[Records contained in a dataset]
-*-*-

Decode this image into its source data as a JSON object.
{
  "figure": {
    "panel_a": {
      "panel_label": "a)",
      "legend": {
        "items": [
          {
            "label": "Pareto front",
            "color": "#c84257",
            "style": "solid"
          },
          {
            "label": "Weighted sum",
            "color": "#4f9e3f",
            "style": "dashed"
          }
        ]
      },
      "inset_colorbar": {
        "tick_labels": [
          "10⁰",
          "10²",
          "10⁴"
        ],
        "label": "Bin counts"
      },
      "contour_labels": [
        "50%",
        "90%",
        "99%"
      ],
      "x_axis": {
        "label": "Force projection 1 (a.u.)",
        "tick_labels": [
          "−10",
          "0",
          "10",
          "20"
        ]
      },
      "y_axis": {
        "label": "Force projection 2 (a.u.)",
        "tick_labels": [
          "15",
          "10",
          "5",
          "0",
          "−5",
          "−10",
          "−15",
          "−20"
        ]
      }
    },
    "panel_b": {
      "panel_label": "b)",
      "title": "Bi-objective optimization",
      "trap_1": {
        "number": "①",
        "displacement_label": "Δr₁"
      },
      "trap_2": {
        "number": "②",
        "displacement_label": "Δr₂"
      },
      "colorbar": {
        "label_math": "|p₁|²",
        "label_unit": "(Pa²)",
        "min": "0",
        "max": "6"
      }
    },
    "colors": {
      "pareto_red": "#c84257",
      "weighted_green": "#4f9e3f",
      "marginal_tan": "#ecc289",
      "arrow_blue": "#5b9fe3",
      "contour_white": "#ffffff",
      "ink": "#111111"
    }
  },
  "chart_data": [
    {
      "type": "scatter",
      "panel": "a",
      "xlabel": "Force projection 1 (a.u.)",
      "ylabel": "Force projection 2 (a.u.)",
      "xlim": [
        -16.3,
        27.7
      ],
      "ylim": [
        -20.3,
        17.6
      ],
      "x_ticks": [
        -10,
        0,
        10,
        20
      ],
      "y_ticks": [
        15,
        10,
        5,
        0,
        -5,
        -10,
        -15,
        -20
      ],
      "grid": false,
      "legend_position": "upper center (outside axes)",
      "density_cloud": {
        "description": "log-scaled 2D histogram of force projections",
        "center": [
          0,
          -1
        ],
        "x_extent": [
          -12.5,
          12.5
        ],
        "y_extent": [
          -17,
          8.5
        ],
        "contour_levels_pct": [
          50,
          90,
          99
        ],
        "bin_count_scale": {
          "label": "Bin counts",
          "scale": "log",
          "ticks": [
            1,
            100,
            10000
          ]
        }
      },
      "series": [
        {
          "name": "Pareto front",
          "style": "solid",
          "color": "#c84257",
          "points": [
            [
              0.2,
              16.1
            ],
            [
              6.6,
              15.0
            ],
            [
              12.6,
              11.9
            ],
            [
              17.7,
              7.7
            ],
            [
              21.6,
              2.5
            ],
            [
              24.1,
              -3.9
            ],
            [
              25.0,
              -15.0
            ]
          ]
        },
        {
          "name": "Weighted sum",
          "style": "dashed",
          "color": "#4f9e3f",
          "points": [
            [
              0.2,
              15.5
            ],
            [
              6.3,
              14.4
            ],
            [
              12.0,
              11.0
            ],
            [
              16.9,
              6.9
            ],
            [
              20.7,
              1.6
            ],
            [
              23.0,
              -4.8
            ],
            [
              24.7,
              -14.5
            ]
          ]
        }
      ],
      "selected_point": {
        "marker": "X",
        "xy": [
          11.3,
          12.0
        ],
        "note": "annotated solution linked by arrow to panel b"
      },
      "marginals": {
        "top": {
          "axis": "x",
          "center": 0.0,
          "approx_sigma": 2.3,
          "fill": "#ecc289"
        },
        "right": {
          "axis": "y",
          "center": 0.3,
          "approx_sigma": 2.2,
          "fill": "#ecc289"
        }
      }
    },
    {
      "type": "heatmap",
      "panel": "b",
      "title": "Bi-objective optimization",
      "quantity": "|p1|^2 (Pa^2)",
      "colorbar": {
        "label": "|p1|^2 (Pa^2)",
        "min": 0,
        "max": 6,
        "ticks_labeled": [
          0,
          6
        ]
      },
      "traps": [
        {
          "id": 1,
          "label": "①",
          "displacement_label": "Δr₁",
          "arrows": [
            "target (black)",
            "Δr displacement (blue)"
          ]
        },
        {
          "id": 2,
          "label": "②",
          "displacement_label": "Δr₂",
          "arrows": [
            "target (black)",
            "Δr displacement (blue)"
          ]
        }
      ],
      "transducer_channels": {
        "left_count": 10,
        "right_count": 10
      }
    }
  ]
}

-*-*-

Exercise task :: Please quote every record above exactly as it appears.

The solution ::
Decode this image into its source data as a JSON object.
{
  "figure": {
    "panel_a": {
      "panel_label": "a)",
      "legend": {
        "items": [
          {
            "label": "Pareto front",
            "color": "#c84257",
            "style": "solid"
          },
          {
            "label": "Weighted sum",
            "color": "#4f9e3f",
            "style": "dashed"
          }
        ]
      },
      "inset_colorbar": {
        "tick_labels": [
          "10⁰",
          "10²",
          "10⁴"
        ],
        "label": "Bin counts"
      },
      "contour_labels": [
        "50%",
        "90%",
        "99%"
      ],
      "x_axis": {
        "label": "Force projection 1 (a.u.)",
        "tick_labels": [
          "−10",
          "0",
          "10",
          "20"
        ]
      },
      "y_axis": {
        "label": "Force projection 2 (a.u.)",
        "tick_labels": [
          "15",
          "10",
          "5",
          "0",
          "−5",
          "−10",
          "−15",
          "−20"
        ]
      }
    },
    "panel_b": {
      "panel_label": "b)",
      "title": "Bi-objective optimization",
      "trap_1": {
        "number": "①",
        "displacement_label": "Δr₁"
      },
      "trap_2": {
        "number": "②",
        "displacement_label": "Δr₂"
      },
      "colorbar": {
        "label_math": "|p₁|²",
        "label_unit": "(Pa²)",
        "min": "0",
        "max": "6"
      }
    },
    "colors": {
      "pareto_red": "#c84257",
      "weighted_green": "#4f9e3f",
      "marginal_tan": "#ecc289",
      "arrow_blue": "#5b9fe3",
      "contour_white": "#ffffff",
      "ink": "#111111"
    }
  },
  "chart_data": [
    {
      "type": "scatter",
      "panel": "a",
      "xlabel": "Force projection 1 (a.u.)",
      "ylabel": "Force projection 2 (a.u.)",
      "xlim": [
        -16.3,
        27.7
      ],
      "ylim": [
        -20.3,
        17.6
      ],
      "x_ticks": [
        -10,
        0,
        10,
        20
      ],
      "y_ticks": [
        15,
        10,
        5,
        0,
        -5,
        -10,
        -15,
        -20
      ],
      "grid": false,
      "legend_position": "upper center (outside axes)",
      "density_cloud": {
        "description": "log-scaled 2D histogram of force projections",
        "center": [
          0,
          -1
        ],
        "x_extent": [
          -12.5,
          12.5
        ],
        "y_extent": [
          -17,
          8.5
        ],
        "contour_levels_pct": [
          50,
          90,
          99
        ],
        "bin_count_scale": {
          "label": "Bin counts",
          "scale": "log",
          "ticks": [
            1,
            100,
            10000
          ]
        }
      },
      "series": [
        {
          "name": "Pareto front",
          "style": "solid",
          "color": "#c84257",
          "points": [
            [
              0.2,
              16.1
            ],
            [
              6.6,
              15.0
            ],
            [
              12.6,
              11.9
            ],
            [
              17.7,
              7.7
            ],
            [
              21.6,
              2.5
            ],
            [
              24.1,
              -3.9
            ],
            [
              25.0,
              -15.0
            ]
          ]
        },
        {
          "name": "Weighted sum",
          "style": "dashed",
          "color": "#4f9e3f",
          "points": [
            [
              0.2,
              15.5
            ],
            [
              6.3,
              14.4
            ],
            [
              12.0,
              11.0
            ],
            [
              16.9,
              6.9
            ],
            [
              20.7,
              1.6
            ],
            [
              23.0,
              -4.8
            ],
            [
              24.7,
              -14.5
            ]
          ]
        }
      ],
      "selected_point": {
        "marker": "X",
        "xy": [
          11.3,
          12.0
        ],
        "note": "annotated solution linked by arrow to panel b"
      },
      "marginals": {
        "top": {
          "axis": "x",
          "center": 0.0,
          "approx_sigma": 2.3,
          "fill": "#ecc289"
        },
        "right": {
          "axis": "y",
          "center": 0.3,
          "approx_sigma": 2.2,
          "fill": "#ecc289"
        }
      }
    },
    {
      "type": "heatmap",
      "panel": "b",
      "title": "Bi-objective optimization",
      "quantity": "|p1|^2 (Pa^2)",
      "colorbar": {
        "label": "|p1|^2 (Pa^2)",
        "min": 0,
        "max": 6,
        "ticks_labeled": [
          0,
          6
        ]
      },
      "traps": [
        {
          "id": 1,
          "label": "①",
          "displacement_label": "Δr₁",
          "arrows": [
            "target (black)",
            "Δr displacement (blue)"
          ]
        },
        {
          "id": 2,
          "label": "②",
          "displacement_label": "Δr₂",
          "arrows": [
            "target (black)",
            "Δr displacement (blue)"
          ]
        }
      ],
      "transducer_channels": {
        "left_count": 10,
        "right_count": 10
      }
    }
  ]
}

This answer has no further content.